EXERCISE TASK - Go through the lines below. Copy those with "this".

Dataset entries on figures
********
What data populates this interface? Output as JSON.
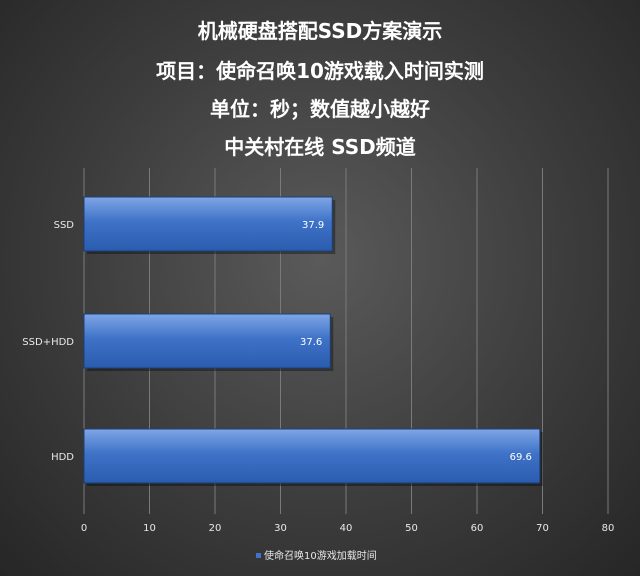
{
  "chart_data": {
    "type": "bar",
    "orientation": "horizontal",
    "title_lines": [
      "机械硬盘搭配SSD方案演示",
      "项目：使命召唤10游戏载入时间实测",
      "单位：秒；数值越小越好",
      "中关村在线  SSD频道"
    ],
    "categories": [
      "SSD",
      "SSD+HDD",
      "HDD"
    ],
    "series": [
      {
        "name": "使命召唤10游戏加载时间",
        "values": [
          37.9,
          37.6,
          69.6
        ]
      }
    ],
    "xlim": [
      0,
      80
    ],
    "xticks": [
      "0",
      "10",
      "20",
      "30",
      "40",
      "50",
      "60",
      "70",
      "80"
    ],
    "grid": true,
    "legend": "bottom",
    "colors": {
      "bar_top": "#7fa6e6",
      "bar_mid": "#3f73c8",
      "bar_bottom": "#2a5cae",
      "bar_stroke": "#1d3f7a",
      "grid": "#7a7a7a",
      "text": "#ffffff"
    }
  }
}
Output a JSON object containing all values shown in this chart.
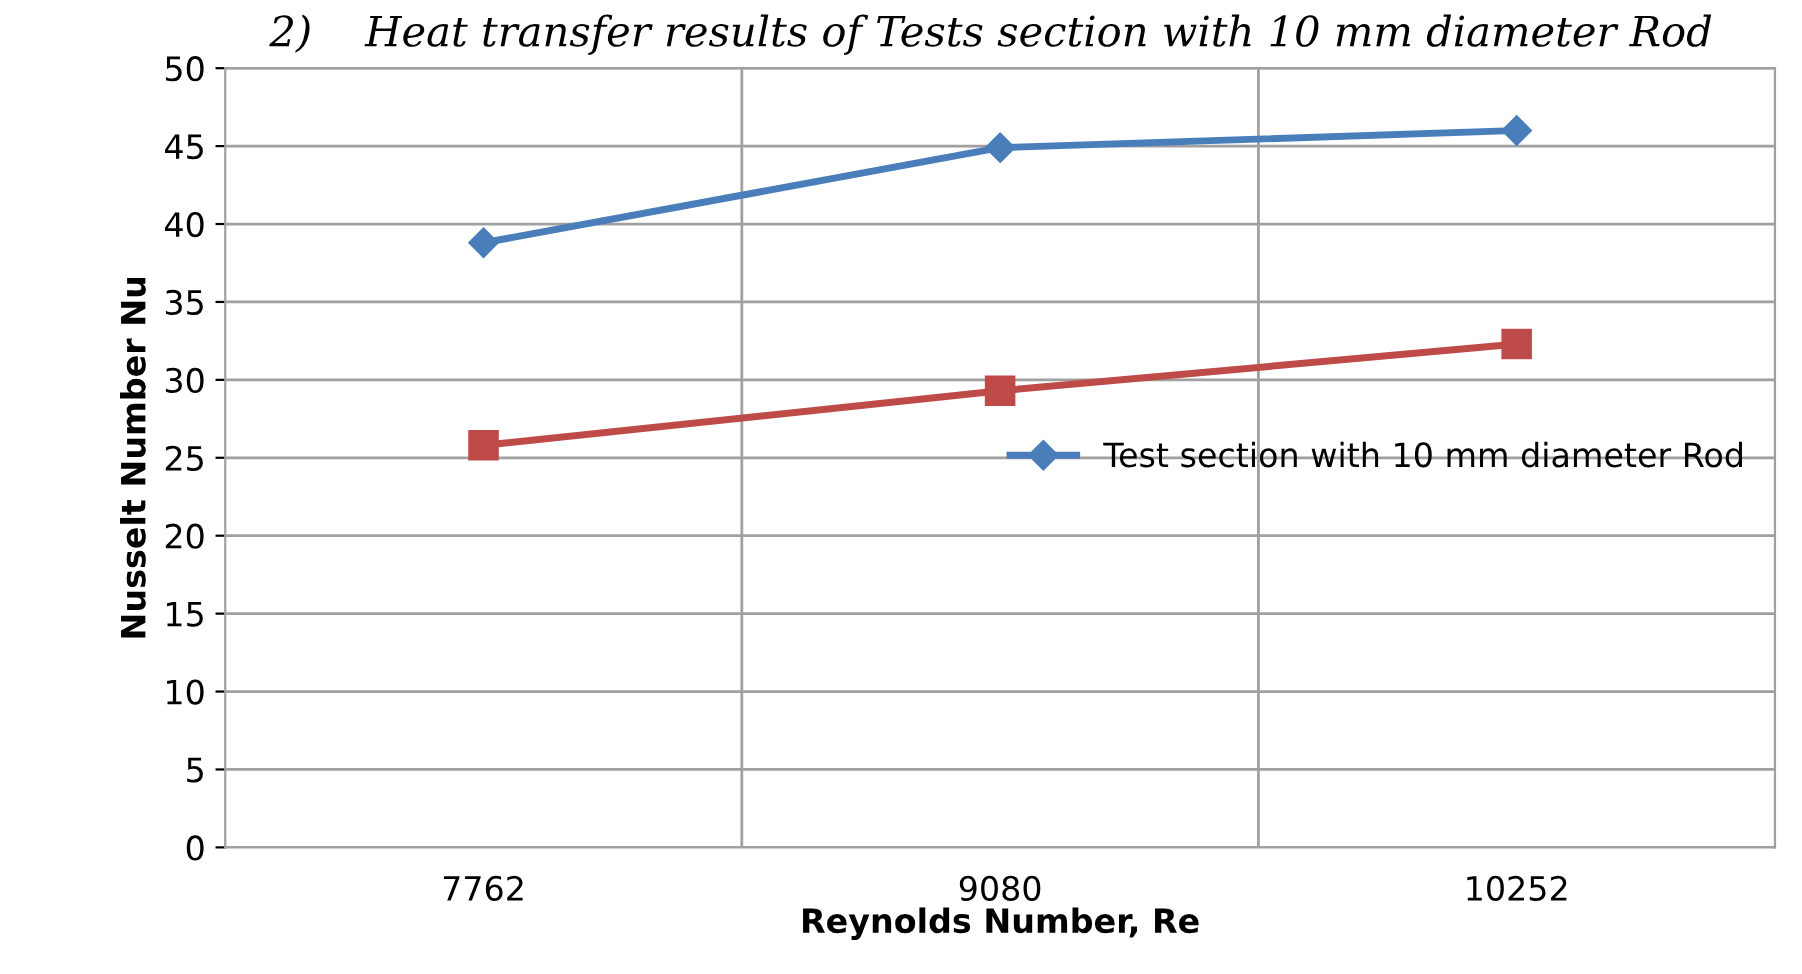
{
  "chart_data": {
    "type": "line",
    "title": "2)    Heat transfer results of Tests section with 10 mm diameter Rod",
    "xlabel": "Reynolds Number, Re",
    "ylabel": "Nusselt Number Nu",
    "categories": [
      "7762",
      "9080",
      "10252"
    ],
    "series": [
      {
        "name": "Test section with 10 mm diameter Rod",
        "color": "#4a7ebb",
        "marker": "diamond",
        "values": [
          38.8,
          44.9,
          46.0
        ]
      },
      {
        "color": "#be4b48",
        "marker": "square",
        "values": [
          25.8,
          29.3,
          32.3
        ]
      }
    ],
    "ylim": [
      0,
      50
    ],
    "yticks": [
      0,
      5,
      10,
      15,
      20,
      25,
      30,
      35,
      40,
      45,
      50
    ],
    "grid": true,
    "legend": "center right"
  }
}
********
TASK RESULT -
What data populates this interface? Output as JSON.
Output a JSON object containing all values shown in this chart.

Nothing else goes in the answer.